> THE TASK
Across the material below, how many lines contain the word "relative"? Give only the number.

> MATERIAL TO PROCESS
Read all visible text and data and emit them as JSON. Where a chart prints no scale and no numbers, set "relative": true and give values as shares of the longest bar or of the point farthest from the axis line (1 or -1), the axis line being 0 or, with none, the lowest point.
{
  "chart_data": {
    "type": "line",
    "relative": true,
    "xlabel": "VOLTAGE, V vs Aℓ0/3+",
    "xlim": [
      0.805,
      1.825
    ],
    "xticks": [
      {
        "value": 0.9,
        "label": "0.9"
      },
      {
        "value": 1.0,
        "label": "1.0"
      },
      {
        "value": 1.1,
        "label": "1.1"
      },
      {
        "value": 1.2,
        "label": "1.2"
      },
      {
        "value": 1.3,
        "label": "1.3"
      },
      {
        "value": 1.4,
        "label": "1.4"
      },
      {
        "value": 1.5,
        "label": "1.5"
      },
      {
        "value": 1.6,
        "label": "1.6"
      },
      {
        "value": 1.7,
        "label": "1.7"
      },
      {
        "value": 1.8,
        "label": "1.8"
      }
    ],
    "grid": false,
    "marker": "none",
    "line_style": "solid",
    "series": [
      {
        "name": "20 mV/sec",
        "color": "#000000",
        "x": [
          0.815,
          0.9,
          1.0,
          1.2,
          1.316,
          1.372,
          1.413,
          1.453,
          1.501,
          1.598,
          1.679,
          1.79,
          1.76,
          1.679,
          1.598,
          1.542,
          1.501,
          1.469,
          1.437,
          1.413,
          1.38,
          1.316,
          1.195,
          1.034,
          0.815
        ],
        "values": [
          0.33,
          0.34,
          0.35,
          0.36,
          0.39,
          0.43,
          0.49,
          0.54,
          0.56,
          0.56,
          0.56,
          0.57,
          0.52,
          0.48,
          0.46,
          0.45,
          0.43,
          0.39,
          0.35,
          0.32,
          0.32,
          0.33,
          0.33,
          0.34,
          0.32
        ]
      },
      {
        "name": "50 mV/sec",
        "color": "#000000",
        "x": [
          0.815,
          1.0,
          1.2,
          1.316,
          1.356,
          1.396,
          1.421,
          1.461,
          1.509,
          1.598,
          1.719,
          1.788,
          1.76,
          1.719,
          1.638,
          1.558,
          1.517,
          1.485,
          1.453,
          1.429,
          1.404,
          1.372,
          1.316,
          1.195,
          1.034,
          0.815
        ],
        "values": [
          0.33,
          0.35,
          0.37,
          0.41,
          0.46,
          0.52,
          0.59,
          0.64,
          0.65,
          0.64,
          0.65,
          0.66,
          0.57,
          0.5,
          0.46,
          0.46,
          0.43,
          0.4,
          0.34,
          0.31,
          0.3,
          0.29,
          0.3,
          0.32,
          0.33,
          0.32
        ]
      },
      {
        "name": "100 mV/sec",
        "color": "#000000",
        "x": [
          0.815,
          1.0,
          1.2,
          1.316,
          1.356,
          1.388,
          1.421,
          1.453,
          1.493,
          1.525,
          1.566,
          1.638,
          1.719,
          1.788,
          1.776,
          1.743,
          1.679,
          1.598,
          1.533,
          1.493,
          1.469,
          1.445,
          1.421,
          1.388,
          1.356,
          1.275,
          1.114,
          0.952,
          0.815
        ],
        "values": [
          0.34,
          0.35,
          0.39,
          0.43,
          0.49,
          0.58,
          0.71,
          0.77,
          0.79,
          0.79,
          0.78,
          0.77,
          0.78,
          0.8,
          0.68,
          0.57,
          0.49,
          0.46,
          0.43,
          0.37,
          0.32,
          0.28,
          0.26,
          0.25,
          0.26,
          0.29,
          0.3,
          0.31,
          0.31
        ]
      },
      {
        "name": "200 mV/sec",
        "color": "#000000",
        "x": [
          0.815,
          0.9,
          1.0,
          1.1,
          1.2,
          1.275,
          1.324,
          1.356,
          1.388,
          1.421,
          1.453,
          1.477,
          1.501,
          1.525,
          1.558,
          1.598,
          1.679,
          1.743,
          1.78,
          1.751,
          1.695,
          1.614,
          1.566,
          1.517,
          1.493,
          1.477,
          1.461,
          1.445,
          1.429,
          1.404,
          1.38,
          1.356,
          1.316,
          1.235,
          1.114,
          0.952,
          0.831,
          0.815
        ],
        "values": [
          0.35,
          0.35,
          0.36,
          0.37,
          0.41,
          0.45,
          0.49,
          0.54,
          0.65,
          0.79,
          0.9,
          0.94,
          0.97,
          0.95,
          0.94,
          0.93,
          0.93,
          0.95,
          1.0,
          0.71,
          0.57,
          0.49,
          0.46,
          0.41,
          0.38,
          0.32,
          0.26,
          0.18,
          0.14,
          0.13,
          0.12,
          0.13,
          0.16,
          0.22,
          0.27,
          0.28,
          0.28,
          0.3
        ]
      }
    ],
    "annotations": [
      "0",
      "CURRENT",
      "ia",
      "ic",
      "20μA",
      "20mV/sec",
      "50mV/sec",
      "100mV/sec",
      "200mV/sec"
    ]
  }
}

> FULL ANSWER
2